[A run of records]
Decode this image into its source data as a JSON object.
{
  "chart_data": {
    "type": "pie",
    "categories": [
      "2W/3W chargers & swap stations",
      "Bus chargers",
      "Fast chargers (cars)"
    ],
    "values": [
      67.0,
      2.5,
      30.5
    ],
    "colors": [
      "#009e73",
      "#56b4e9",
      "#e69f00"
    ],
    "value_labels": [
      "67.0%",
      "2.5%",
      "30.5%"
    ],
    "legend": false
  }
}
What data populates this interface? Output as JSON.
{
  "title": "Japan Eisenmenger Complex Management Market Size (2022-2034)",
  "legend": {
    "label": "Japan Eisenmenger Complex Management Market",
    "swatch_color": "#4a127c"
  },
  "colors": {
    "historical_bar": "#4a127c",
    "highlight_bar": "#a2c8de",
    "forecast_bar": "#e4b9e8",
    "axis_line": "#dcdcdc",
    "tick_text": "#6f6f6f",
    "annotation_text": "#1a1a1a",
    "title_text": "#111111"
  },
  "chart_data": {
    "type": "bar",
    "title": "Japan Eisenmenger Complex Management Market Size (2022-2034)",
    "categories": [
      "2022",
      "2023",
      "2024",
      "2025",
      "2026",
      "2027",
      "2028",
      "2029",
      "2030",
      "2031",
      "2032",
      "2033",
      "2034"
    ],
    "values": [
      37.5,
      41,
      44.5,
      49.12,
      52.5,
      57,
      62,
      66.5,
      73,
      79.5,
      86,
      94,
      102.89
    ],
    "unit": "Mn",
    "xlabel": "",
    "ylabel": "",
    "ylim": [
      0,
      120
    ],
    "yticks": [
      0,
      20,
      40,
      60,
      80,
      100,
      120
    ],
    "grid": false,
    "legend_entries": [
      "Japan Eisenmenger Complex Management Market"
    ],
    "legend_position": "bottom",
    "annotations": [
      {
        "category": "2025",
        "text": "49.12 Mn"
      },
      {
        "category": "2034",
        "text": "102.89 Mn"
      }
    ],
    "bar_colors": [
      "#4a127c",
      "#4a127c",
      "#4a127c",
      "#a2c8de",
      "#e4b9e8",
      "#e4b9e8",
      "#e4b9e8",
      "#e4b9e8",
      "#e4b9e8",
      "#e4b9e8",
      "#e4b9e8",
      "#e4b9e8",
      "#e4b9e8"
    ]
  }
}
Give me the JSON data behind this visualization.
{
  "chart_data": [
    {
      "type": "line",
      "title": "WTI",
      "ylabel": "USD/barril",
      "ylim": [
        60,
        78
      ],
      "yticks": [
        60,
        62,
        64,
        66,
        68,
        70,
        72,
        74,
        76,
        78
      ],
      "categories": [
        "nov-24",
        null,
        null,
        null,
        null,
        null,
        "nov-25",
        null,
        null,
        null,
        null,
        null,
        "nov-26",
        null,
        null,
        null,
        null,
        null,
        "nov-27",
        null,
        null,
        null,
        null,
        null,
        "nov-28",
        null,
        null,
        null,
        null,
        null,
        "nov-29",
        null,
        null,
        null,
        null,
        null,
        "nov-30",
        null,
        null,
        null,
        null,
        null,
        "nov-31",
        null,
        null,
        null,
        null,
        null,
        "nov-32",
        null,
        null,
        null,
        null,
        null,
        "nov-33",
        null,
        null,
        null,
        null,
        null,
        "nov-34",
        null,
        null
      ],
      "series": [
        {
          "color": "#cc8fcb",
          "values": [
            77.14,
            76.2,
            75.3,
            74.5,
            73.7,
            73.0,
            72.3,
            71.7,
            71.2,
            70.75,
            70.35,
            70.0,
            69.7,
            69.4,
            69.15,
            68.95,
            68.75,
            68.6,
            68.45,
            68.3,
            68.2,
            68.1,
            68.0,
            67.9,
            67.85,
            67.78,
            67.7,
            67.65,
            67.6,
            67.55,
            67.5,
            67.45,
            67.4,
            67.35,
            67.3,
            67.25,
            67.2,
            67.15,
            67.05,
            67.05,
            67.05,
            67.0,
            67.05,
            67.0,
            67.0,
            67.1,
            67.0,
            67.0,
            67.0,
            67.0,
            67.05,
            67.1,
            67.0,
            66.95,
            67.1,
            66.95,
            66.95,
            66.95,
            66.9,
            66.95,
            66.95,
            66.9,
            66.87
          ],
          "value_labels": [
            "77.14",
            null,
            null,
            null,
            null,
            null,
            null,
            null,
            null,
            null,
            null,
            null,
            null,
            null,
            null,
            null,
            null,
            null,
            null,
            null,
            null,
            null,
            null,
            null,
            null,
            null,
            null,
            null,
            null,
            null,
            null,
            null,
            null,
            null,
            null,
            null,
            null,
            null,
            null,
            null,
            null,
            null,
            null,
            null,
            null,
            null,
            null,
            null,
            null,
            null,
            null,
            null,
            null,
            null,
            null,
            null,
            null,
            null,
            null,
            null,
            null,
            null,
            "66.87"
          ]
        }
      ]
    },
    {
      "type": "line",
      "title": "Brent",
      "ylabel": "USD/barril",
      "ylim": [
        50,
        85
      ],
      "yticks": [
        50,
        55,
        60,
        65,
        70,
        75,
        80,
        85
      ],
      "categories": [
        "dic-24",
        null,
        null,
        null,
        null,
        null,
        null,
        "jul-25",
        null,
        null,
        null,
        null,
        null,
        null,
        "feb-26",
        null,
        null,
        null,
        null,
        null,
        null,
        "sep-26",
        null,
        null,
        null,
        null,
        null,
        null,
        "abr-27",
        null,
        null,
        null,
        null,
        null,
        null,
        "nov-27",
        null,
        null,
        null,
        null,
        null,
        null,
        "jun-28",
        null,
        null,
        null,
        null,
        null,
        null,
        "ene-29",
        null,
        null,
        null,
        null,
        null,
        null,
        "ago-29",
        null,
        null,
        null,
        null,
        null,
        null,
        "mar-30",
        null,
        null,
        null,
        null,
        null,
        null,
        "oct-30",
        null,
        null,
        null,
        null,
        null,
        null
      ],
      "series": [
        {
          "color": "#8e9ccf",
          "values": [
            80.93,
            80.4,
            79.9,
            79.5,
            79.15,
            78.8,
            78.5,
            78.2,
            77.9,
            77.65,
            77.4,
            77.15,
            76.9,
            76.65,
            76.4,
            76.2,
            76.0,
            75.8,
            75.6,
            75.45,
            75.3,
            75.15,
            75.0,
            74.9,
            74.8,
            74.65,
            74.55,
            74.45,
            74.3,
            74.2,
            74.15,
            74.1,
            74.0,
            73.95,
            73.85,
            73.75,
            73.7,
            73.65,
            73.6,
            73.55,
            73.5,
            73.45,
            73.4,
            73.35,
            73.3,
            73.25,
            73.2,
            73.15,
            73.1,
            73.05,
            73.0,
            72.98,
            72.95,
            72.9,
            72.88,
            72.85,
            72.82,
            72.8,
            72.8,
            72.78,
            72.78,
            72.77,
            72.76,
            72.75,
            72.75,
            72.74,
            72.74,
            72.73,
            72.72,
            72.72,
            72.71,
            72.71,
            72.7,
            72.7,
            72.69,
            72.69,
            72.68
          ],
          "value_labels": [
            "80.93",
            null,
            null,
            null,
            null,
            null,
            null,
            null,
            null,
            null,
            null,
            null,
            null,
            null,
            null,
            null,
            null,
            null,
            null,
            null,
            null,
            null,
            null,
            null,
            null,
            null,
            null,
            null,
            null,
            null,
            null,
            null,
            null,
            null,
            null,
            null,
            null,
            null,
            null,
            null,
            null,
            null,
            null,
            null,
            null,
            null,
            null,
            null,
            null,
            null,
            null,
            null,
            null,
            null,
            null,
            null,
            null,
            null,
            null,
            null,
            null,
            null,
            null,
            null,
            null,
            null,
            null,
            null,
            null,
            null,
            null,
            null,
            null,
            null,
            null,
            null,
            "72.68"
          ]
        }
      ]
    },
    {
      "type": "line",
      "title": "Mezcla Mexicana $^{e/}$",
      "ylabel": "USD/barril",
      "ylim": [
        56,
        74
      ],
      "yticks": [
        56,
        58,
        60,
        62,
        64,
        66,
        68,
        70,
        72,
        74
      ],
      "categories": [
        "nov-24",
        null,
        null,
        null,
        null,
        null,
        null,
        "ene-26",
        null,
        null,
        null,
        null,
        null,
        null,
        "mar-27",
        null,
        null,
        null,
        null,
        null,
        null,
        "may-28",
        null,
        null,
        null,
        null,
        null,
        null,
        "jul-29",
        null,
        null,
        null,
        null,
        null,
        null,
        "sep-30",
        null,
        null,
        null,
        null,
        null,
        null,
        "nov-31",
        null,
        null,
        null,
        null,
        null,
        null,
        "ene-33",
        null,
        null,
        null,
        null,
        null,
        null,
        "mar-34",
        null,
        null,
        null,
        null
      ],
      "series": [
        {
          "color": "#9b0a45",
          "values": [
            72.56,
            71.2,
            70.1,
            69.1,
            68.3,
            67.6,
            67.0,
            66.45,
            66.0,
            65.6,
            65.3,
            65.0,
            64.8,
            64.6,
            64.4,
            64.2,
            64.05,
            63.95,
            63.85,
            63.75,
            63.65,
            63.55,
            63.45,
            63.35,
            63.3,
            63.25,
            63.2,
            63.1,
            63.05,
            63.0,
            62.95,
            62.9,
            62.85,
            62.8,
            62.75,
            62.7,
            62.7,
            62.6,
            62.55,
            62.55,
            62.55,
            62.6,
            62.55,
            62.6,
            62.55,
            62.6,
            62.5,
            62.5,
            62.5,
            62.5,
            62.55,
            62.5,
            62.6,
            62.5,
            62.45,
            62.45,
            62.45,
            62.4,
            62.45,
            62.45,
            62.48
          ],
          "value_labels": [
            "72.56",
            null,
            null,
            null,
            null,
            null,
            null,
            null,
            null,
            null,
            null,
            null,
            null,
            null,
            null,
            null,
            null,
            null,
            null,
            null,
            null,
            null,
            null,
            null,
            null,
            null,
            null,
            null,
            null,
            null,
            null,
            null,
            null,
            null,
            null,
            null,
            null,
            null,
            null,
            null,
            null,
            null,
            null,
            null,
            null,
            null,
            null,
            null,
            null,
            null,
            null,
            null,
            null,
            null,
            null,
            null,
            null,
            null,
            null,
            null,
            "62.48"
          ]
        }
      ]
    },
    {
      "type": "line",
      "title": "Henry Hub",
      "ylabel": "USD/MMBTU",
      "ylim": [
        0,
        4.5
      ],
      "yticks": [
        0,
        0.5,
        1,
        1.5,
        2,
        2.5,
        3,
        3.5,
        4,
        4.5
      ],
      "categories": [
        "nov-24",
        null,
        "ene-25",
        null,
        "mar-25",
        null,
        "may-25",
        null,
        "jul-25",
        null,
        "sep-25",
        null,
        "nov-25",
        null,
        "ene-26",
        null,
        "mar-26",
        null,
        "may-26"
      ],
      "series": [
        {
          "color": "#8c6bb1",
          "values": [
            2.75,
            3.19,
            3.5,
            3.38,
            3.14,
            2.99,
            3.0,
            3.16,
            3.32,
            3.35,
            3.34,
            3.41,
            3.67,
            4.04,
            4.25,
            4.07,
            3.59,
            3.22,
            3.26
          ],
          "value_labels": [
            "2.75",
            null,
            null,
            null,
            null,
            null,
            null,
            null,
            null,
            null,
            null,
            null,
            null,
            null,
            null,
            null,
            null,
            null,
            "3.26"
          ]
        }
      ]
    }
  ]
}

__The problem__
Using the material above, report each line where "Eisenmenger" occurs.

__Right answer__
  "title": "Japan Eisenmenger Complex Management Market Size (2022-2034)",
    "label": "Japan Eisenmenger Complex Management Market",
    "title": "Japan Eisenmenger Complex Management Market Size (2022-2034)",
      "Japan Eisenmenger Complex Management Market"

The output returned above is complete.